» **WHAT THE TASK REQUIRES**
Each line containing the word "电工电子产品基本环境试验规程" needs to be copied.

» **DATA FOR THE TASK**
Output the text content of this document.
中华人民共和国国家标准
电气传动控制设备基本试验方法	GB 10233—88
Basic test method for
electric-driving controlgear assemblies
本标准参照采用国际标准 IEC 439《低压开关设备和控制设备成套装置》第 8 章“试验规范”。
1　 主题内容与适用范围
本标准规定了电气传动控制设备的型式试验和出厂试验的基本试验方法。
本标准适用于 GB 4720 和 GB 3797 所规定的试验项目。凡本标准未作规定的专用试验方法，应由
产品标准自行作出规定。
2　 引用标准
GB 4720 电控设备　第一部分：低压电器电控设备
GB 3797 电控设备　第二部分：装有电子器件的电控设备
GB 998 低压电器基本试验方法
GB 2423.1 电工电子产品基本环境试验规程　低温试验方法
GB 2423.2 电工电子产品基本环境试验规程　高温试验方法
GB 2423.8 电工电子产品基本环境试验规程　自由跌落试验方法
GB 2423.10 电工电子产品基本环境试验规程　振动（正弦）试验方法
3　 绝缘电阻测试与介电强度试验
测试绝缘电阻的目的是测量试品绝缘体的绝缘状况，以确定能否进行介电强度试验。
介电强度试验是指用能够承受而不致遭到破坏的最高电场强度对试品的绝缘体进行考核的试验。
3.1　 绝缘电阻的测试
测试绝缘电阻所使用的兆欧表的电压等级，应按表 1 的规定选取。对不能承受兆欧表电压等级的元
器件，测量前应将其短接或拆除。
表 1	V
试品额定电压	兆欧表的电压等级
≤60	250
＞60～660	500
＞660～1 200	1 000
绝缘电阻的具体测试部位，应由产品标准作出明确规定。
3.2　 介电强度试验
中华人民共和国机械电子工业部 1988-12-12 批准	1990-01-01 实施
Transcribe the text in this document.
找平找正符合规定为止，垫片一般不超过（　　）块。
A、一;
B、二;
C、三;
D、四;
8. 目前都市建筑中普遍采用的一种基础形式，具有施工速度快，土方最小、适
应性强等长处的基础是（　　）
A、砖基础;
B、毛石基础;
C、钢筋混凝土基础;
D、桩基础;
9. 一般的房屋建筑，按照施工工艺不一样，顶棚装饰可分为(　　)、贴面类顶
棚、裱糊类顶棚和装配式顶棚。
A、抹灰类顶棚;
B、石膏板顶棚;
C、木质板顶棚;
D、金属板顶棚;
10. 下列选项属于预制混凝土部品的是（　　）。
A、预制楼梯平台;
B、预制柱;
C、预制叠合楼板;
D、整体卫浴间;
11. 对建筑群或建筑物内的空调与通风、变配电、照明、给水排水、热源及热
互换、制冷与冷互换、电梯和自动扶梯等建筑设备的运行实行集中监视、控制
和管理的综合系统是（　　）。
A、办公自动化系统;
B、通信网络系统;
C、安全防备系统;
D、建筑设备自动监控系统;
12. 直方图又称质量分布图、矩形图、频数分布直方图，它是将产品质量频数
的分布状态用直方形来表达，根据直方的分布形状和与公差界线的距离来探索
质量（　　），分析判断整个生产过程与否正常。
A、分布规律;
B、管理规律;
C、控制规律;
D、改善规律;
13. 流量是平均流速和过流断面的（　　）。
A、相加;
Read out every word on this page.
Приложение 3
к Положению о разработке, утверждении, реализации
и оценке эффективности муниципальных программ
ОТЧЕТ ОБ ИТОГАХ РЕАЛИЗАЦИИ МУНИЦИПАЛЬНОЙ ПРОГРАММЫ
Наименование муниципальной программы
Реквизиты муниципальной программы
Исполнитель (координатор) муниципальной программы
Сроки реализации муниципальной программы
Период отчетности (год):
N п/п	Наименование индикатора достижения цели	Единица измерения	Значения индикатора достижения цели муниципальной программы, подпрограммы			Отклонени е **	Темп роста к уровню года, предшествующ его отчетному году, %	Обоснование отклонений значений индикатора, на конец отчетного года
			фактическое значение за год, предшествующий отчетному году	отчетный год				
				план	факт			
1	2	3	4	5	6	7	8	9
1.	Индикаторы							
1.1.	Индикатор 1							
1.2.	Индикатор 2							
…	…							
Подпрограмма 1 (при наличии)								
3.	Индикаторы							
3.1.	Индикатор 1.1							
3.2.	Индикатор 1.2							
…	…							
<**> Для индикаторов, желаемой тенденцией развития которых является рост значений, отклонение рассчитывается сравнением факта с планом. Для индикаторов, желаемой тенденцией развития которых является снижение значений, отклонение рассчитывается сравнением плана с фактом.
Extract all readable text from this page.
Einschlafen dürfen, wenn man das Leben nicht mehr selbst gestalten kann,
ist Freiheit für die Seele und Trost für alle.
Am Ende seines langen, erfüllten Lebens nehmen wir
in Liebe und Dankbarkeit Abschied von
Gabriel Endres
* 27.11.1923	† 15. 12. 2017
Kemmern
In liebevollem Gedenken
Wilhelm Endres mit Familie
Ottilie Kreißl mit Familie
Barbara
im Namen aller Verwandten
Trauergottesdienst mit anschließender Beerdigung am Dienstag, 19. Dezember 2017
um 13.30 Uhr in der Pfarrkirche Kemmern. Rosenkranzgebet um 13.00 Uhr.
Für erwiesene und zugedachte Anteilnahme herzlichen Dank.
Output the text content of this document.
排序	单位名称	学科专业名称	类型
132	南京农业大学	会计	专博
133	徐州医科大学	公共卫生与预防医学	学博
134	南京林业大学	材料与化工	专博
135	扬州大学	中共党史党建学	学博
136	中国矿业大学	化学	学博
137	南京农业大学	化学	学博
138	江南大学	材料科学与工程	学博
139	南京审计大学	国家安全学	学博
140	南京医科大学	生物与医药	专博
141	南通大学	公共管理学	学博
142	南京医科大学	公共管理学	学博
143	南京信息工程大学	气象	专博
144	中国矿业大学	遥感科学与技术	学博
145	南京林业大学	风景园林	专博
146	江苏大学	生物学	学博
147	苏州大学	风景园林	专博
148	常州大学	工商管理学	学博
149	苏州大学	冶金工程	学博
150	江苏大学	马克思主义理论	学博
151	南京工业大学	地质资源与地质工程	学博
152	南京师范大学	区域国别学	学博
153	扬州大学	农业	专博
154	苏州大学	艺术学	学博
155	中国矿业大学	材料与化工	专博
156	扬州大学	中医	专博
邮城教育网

» **THE SOLUTION**
GB 2423.1 电工电子产品基本环境试验规程　低温试验方法
GB 2423.2 电工电子产品基本环境试验规程　高温试验方法
GB 2423.8 电工电子产品基本环境试验规程　自由跌落试验方法
GB 2423.10 电工电子产品基本环境试验规程　振动（正弦）试验方法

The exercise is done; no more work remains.